● **AIM**
Quote every entry word for word.
※ ※ ※
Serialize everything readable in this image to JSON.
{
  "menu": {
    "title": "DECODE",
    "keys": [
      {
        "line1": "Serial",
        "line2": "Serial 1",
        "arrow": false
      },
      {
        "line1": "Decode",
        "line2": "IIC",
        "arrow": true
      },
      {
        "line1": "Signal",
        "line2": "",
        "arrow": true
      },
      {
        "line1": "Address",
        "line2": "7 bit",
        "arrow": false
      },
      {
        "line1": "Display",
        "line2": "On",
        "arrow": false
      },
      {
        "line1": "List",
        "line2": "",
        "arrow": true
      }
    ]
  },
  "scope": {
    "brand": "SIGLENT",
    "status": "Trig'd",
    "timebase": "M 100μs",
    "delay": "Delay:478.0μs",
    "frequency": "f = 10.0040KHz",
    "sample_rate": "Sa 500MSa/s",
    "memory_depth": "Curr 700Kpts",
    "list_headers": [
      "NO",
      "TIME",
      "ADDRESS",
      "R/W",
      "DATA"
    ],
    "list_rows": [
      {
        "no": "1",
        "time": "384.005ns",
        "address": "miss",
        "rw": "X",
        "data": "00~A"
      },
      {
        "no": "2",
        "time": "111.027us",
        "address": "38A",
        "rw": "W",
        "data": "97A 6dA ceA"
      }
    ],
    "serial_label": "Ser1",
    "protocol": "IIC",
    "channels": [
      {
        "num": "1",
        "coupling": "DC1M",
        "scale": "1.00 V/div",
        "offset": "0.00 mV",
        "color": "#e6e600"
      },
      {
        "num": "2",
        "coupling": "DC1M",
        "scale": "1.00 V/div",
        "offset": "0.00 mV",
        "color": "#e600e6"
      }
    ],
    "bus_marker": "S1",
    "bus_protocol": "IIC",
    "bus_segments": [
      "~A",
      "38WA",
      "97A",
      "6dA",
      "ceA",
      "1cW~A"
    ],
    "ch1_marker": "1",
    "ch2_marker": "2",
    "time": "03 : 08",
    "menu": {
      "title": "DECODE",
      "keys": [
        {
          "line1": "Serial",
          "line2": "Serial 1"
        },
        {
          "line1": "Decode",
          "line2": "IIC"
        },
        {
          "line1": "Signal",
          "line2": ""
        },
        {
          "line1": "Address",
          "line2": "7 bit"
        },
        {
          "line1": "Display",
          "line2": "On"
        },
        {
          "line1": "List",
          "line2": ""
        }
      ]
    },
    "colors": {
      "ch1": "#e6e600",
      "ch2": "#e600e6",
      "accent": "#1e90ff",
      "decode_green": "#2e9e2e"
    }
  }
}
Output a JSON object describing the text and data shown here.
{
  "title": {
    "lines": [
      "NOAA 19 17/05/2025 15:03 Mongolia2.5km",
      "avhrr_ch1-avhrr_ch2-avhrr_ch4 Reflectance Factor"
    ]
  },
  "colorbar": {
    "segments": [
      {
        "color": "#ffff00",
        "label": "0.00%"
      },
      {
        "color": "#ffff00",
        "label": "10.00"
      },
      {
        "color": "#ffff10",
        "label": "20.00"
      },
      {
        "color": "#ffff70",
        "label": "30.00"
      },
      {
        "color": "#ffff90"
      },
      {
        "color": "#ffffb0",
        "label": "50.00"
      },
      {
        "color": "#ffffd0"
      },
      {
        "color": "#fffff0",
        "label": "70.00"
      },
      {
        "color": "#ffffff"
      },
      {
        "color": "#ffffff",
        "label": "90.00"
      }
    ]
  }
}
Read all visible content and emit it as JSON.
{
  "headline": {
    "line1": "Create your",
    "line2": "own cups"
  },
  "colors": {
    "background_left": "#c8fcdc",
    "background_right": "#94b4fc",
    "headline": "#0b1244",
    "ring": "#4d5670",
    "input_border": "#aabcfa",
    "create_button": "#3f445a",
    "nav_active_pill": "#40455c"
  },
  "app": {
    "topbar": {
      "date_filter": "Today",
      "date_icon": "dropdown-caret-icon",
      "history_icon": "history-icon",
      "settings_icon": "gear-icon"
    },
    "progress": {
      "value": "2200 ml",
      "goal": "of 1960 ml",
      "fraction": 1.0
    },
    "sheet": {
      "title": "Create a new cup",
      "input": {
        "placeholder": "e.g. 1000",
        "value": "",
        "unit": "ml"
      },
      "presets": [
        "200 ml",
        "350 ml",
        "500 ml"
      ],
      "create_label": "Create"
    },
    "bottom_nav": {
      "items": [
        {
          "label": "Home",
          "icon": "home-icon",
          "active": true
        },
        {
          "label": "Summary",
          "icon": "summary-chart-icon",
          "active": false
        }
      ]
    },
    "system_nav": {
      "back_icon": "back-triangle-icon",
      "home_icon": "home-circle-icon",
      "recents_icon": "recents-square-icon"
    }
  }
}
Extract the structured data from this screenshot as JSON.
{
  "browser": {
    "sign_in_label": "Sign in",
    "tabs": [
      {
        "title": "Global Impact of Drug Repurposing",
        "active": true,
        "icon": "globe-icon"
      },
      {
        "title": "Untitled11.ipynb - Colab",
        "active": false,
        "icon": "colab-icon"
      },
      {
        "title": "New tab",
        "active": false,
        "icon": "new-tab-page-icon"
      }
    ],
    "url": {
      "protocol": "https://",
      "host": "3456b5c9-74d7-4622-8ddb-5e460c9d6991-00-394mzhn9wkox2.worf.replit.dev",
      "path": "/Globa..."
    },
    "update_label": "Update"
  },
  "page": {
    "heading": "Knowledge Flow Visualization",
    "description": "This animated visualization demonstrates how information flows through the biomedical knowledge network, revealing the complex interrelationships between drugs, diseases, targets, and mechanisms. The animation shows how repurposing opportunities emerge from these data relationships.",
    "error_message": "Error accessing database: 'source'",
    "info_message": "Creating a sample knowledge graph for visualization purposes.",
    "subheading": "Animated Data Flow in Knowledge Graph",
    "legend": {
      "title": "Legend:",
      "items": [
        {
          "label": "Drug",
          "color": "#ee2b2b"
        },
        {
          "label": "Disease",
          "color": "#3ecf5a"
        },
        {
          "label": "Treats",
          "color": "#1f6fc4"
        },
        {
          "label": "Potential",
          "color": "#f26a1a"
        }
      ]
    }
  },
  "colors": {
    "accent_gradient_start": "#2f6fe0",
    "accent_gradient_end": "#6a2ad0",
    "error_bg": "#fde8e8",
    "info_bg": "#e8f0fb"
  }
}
※ ※ ※
● **OUTPUT FOR THIS TASK**
Serialize everything readable in this image to JSON.
{
  "menu": {
    "title": "DECODE",
    "keys": [
      {
        "line1": "Serial",
        "line2": "Serial 1",
        "arrow": false
      },
      {
        "line1": "Decode",
        "line2": "IIC",
        "arrow": true
      },
      {
        "line1": "Signal",
        "line2": "",
        "arrow": true
      },
      {
        "line1": "Address",
        "line2": "7 bit",
        "arrow": false
      },
      {
        "line1": "Display",
        "line2": "On",
        "arrow": false
      },
      {
        "line1": "List",
        "line2": "",
        "arrow": true
      }
    ]
  },
  "scope": {
    "brand": "SIGLENT",
    "status": "Trig'd",
    "timebase": "M 100μs",
    "delay": "Delay:478.0μs",
    "frequency": "f = 10.0040KHz",
    "sample_rate": "Sa 500MSa/s",
    "memory_depth": "Curr 700Kpts",
    "list_headers": [
      "NO",
      "TIME",
      "ADDRESS",
      "R/W",
      "DATA"
    ],
    "list_rows": [
      {
        "no": "1",
        "time": "384.005ns",
        "address": "miss",
        "rw": "X",
        "data": "00~A"
      },
      {
        "no": "2",
        "time": "111.027us",
        "address": "38A",
        "rw": "W",
        "data": "97A 6dA ceA"
      }
    ],
    "serial_label": "Ser1",
    "protocol": "IIC",
    "channels": [
      {
        "num": "1",
        "coupling": "DC1M",
        "scale": "1.00 V/div",
        "offset": "0.00 mV",
        "color": "#e6e600"
      },
      {
        "num": "2",
        "coupling": "DC1M",
        "scale": "1.00 V/div",
        "offset": "0.00 mV",
        "color": "#e600e6"
      }
    ],
    "bus_marker": "S1",
    "bus_protocol": "IIC",
    "bus_segments": [
      "~A",
      "38WA",
      "97A",
      "6dA",
      "ceA",
      "1cW~A"
    ],
    "ch1_marker": "1",
    "ch2_marker": "2",
    "time": "03 : 08",
    "menu": {
      "title": "DECODE",
      "keys": [
        {
          "line1": "Serial",
          "line2": "Serial 1"
        },
        {
          "line1": "Decode",
          "line2": "IIC"
        },
        {
          "line1": "Signal",
          "line2": ""
        },
        {
          "line1": "Address",
          "line2": "7 bit"
        },
        {
          "line1": "Display",
          "line2": "On"
        },
        {
          "line1": "List",
          "line2": ""
        }
      ]
    },
    "colors": {
      "ch1": "#e6e600",
      "ch2": "#e600e6",
      "accent": "#1e90ff",
      "decode_green": "#2e9e2e"
    }
  }
}
Output a JSON object describing the text and data shown here.
{
  "title": {
    "lines": [
      "NOAA 19 17/05/2025 15:03 Mongolia2.5km",
      "avhrr_ch1-avhrr_ch2-avhrr_ch4 Reflectance Factor"
    ]
  },
  "colorbar": {
    "segments": [
      {
        "color": "#ffff00",
        "label": "0.00%"
      },
      {
        "color": "#ffff00",
        "label": "10.00"
      },
      {
        "color": "#ffff10",
        "label": "20.00"
      },
      {
        "color": "#ffff70",
        "label": "30.00"
      },
      {
        "color": "#ffff90"
      },
      {
        "color": "#ffffb0",
        "label": "50.00"
      },
      {
        "color": "#ffffd0"
      },
      {
        "color": "#fffff0",
        "label": "70.00"
      },
      {
        "color": "#ffffff"
      },
      {
        "color": "#ffffff",
        "label": "90.00"
      }
    ]
  }
}
Read all visible content and emit it as JSON.
{
  "headline": {
    "line1": "Create your",
    "line2": "own cups"
  },
  "colors": {
    "background_left": "#c8fcdc",
    "background_right": "#94b4fc",
    "headline": "#0b1244",
    "ring": "#4d5670",
    "input_border": "#aabcfa",
    "create_button": "#3f445a",
    "nav_active_pill": "#40455c"
  },
  "app": {
    "topbar": {
      "date_filter": "Today",
      "date_icon": "dropdown-caret-icon",
      "history_icon": "history-icon",
      "settings_icon": "gear-icon"
    },
    "progress": {
      "value": "2200 ml",
      "goal": "of 1960 ml",
      "fraction": 1.0
    },
    "sheet": {
      "title": "Create a new cup",
      "input": {
        "placeholder": "e.g. 1000",
        "value": "",
        "unit": "ml"
      },
      "presets": [
        "200 ml",
        "350 ml",
        "500 ml"
      ],
      "create_label": "Create"
    },
    "bottom_nav": {
      "items": [
        {
          "label": "Home",
          "icon": "home-icon",
          "active": true
        },
        {
          "label": "Summary",
          "icon": "summary-chart-icon",
          "active": false
        }
      ]
    },
    "system_nav": {
      "back_icon": "back-triangle-icon",
      "home_icon": "home-circle-icon",
      "recents_icon": "recents-square-icon"
    }
  }
}
Extract the structured data from this screenshot as JSON.
{
  "browser": {
    "sign_in_label": "Sign in",
    "tabs": [
      {
        "title": "Global Impact of Drug Repurposing",
        "active": true,
        "icon": "globe-icon"
      },
      {
        "title": "Untitled11.ipynb - Colab",
        "active": false,
        "icon": "colab-icon"
      },
      {
        "title": "New tab",
        "active": false,
        "icon": "new-tab-page-icon"
      }
    ],
    "url": {
      "protocol": "https://",
      "host": "3456b5c9-74d7-4622-8ddb-5e460c9d6991-00-394mzhn9wkox2.worf.replit.dev",
      "path": "/Globa..."
    },
    "update_label": "Update"
  },
  "page": {
    "heading": "Knowledge Flow Visualization",
    "description": "This animated visualization demonstrates how information flows through the biomedical knowledge network, revealing the complex interrelationships between drugs, diseases, targets, and mechanisms. The animation shows how repurposing opportunities emerge from these data relationships.",
    "error_message": "Error accessing database: 'source'",
    "info_message": "Creating a sample knowledge graph for visualization purposes.",
    "subheading": "Animated Data Flow in Knowledge Graph",
    "legend": {
      "title": "Legend:",
      "items": [
        {
          "label": "Drug",
          "color": "#ee2b2b"
        },
        {
          "label": "Disease",
          "color": "#3ecf5a"
        },
        {
          "label": "Treats",
          "color": "#1f6fc4"
        },
        {
          "label": "Potential",
          "color": "#f26a1a"
        }
      ]
    }
  },
  "colors": {
    "accent_gradient_start": "#2f6fe0",
    "accent_gradient_end": "#6a2ad0",
    "error_bg": "#fde8e8",
    "info_bg": "#e8f0fb"
  }
}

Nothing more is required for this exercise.